[Exercise task] Beneath this sentence is a set of records; write each of them out exactly.
# Supplied material start
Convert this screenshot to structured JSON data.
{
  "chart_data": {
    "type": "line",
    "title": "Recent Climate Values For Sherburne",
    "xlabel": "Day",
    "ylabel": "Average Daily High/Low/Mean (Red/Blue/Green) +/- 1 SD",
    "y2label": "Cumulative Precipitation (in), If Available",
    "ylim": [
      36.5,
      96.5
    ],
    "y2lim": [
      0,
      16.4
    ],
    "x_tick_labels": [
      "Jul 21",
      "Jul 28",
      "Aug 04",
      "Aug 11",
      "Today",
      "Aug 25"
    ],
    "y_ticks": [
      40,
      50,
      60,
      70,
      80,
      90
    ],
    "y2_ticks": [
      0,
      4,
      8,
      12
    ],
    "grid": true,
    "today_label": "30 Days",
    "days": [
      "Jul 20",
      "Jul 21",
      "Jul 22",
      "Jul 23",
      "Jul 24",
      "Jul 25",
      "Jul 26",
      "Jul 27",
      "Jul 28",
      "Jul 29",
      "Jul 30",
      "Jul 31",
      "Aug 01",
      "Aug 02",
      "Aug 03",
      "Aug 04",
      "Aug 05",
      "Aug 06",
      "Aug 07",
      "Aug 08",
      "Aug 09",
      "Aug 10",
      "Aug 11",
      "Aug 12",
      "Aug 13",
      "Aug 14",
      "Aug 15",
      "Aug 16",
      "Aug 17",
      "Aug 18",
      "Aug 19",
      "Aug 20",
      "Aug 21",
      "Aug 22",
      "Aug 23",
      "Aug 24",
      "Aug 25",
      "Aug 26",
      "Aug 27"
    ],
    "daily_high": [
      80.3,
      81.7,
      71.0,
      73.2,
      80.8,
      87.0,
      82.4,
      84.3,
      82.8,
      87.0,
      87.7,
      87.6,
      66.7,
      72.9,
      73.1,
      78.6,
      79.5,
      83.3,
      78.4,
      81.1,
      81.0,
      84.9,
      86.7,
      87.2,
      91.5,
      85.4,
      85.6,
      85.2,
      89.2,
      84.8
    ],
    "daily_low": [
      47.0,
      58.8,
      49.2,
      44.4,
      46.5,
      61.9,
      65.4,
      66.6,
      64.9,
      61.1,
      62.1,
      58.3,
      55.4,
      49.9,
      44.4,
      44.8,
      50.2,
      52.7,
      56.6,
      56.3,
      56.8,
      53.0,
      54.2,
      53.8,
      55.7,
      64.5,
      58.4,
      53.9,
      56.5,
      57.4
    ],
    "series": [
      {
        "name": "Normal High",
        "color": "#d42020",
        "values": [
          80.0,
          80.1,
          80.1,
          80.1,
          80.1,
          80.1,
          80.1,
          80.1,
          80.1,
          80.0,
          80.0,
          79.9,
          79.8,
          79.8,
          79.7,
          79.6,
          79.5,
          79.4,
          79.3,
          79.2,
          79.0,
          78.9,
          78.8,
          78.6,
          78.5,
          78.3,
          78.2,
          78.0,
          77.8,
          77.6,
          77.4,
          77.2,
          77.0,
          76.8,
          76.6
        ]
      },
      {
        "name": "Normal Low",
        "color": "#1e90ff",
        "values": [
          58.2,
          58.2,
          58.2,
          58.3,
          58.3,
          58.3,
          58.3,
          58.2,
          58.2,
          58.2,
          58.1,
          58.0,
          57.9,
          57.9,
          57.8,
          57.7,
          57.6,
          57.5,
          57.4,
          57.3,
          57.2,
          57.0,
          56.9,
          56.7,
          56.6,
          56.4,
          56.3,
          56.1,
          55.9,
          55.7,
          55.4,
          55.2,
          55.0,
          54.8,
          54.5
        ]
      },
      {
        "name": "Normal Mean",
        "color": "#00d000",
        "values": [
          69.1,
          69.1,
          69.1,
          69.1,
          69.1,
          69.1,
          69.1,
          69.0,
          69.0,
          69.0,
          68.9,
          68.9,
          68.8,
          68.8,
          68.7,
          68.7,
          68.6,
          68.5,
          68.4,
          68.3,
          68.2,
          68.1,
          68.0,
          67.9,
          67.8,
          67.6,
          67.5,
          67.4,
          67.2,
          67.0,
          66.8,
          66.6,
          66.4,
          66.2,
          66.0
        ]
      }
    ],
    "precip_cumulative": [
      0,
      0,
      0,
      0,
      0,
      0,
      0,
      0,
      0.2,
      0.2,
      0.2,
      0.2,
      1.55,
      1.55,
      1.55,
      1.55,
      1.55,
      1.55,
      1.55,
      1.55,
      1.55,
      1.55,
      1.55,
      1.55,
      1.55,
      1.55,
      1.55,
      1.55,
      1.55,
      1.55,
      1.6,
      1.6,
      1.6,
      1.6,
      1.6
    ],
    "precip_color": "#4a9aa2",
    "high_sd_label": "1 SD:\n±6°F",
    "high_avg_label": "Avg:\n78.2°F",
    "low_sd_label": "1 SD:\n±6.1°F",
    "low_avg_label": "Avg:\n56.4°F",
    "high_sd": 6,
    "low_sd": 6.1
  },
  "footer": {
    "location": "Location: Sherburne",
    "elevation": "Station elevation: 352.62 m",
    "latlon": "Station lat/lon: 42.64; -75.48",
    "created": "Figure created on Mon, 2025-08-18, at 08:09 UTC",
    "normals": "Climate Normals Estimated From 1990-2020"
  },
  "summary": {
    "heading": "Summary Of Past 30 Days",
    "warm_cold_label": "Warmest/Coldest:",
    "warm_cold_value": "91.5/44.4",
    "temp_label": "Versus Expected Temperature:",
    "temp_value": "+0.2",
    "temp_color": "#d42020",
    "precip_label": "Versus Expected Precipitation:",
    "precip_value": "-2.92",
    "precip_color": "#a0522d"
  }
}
# Supplied material end
[The result]
Convert this screenshot to structured JSON data.
{
  "chart_data": {
    "type": "line",
    "title": "Recent Climate Values For Sherburne",
    "xlabel": "Day",
    "ylabel": "Average Daily High/Low/Mean (Red/Blue/Green) +/- 1 SD",
    "y2label": "Cumulative Precipitation (in), If Available",
    "ylim": [
      36.5,
      96.5
    ],
    "y2lim": [
      0,
      16.4
    ],
    "x_tick_labels": [
      "Jul 21",
      "Jul 28",
      "Aug 04",
      "Aug 11",
      "Today",
      "Aug 25"
    ],
    "y_ticks": [
      40,
      50,
      60,
      70,
      80,
      90
    ],
    "y2_ticks": [
      0,
      4,
      8,
      12
    ],
    "grid": true,
    "today_label": "30 Days",
    "days": [
      "Jul 20",
      "Jul 21",
      "Jul 22",
      "Jul 23",
      "Jul 24",
      "Jul 25",
      "Jul 26",
      "Jul 27",
      "Jul 28",
      "Jul 29",
      "Jul 30",
      "Jul 31",
      "Aug 01",
      "Aug 02",
      "Aug 03",
      "Aug 04",
      "Aug 05",
      "Aug 06",
      "Aug 07",
      "Aug 08",
      "Aug 09",
      "Aug 10",
      "Aug 11",
      "Aug 12",
      "Aug 13",
      "Aug 14",
      "Aug 15",
      "Aug 16",
      "Aug 17",
      "Aug 18",
      "Aug 19",
      "Aug 20",
      "Aug 21",
      "Aug 22",
      "Aug 23",
      "Aug 24",
      "Aug 25",
      "Aug 26",
      "Aug 27"
    ],
    "daily_high": [
      80.3,
      81.7,
      71.0,
      73.2,
      80.8,
      87.0,
      82.4,
      84.3,
      82.8,
      87.0,
      87.7,
      87.6,
      66.7,
      72.9,
      73.1,
      78.6,
      79.5,
      83.3,
      78.4,
      81.1,
      81.0,
      84.9,
      86.7,
      87.2,
      91.5,
      85.4,
      85.6,
      85.2,
      89.2,
      84.8
    ],
    "daily_low": [
      47.0,
      58.8,
      49.2,
      44.4,
      46.5,
      61.9,
      65.4,
      66.6,
      64.9,
      61.1,
      62.1,
      58.3,
      55.4,
      49.9,
      44.4,
      44.8,
      50.2,
      52.7,
      56.6,
      56.3,
      56.8,
      53.0,
      54.2,
      53.8,
      55.7,
      64.5,
      58.4,
      53.9,
      56.5,
      57.4
    ],
    "series": [
      {
        "name": "Normal High",
        "color": "#d42020",
        "values": [
          80.0,
          80.1,
          80.1,
          80.1,
          80.1,
          80.1,
          80.1,
          80.1,
          80.1,
          80.0,
          80.0,
          79.9,
          79.8,
          79.8,
          79.7,
          79.6,
          79.5,
          79.4,
          79.3,
          79.2,
          79.0,
          78.9,
          78.8,
          78.6,
          78.5,
          78.3,
          78.2,
          78.0,
          77.8,
          77.6,
          77.4,
          77.2,
          77.0,
          76.8,
          76.6
        ]
      },
      {
        "name": "Normal Low",
        "color": "#1e90ff",
        "values": [
          58.2,
          58.2,
          58.2,
          58.3,
          58.3,
          58.3,
          58.3,
          58.2,
          58.2,
          58.2,
          58.1,
          58.0,
          57.9,
          57.9,
          57.8,
          57.7,
          57.6,
          57.5,
          57.4,
          57.3,
          57.2,
          57.0,
          56.9,
          56.7,
          56.6,
          56.4,
          56.3,
          56.1,
          55.9,
          55.7,
          55.4,
          55.2,
          55.0,
          54.8,
          54.5
        ]
      },
      {
        "name": "Normal Mean",
        "color": "#00d000",
        "values": [
          69.1,
          69.1,
          69.1,
          69.1,
          69.1,
          69.1,
          69.1,
          69.0,
          69.0,
          69.0,
          68.9,
          68.9,
          68.8,
          68.8,
          68.7,
          68.7,
          68.6,
          68.5,
          68.4,
          68.3,
          68.2,
          68.1,
          68.0,
          67.9,
          67.8,
          67.6,
          67.5,
          67.4,
          67.2,
          67.0,
          66.8,
          66.6,
          66.4,
          66.2,
          66.0
        ]
      }
    ],
    "precip_cumulative": [
      0,
      0,
      0,
      0,
      0,
      0,
      0,
      0,
      0.2,
      0.2,
      0.2,
      0.2,
      1.55,
      1.55,
      1.55,
      1.55,
      1.55,
      1.55,
      1.55,
      1.55,
      1.55,
      1.55,
      1.55,
      1.55,
      1.55,
      1.55,
      1.55,
      1.55,
      1.55,
      1.55,
      1.6,
      1.6,
      1.6,
      1.6,
      1.6
    ],
    "precip_color": "#4a9aa2",
    "high_sd_label": "1 SD:\n±6°F",
    "high_avg_label": "Avg:\n78.2°F",
    "low_sd_label": "1 SD:\n±6.1°F",
    "low_avg_label": "Avg:\n56.4°F",
    "high_sd": 6,
    "low_sd": 6.1
  },
  "footer": {
    "location": "Location: Sherburne",
    "elevation": "Station elevation: 352.62 m",
    "latlon": "Station lat/lon: 42.64; -75.48",
    "created": "Figure created on Mon, 2025-08-18, at 08:09 UTC",
    "normals": "Climate Normals Estimated From 1990-2020"
  },
  "summary": {
    "heading": "Summary Of Past 30 Days",
    "warm_cold_label": "Warmest/Coldest:",
    "warm_cold_value": "91.5/44.4",
    "temp_label": "Versus Expected Temperature:",
    "temp_value": "+0.2",
    "temp_color": "#d42020",
    "precip_label": "Versus Expected Precipitation:",
    "precip_value": "-2.92",
    "precip_color": "#a0522d"
  }
}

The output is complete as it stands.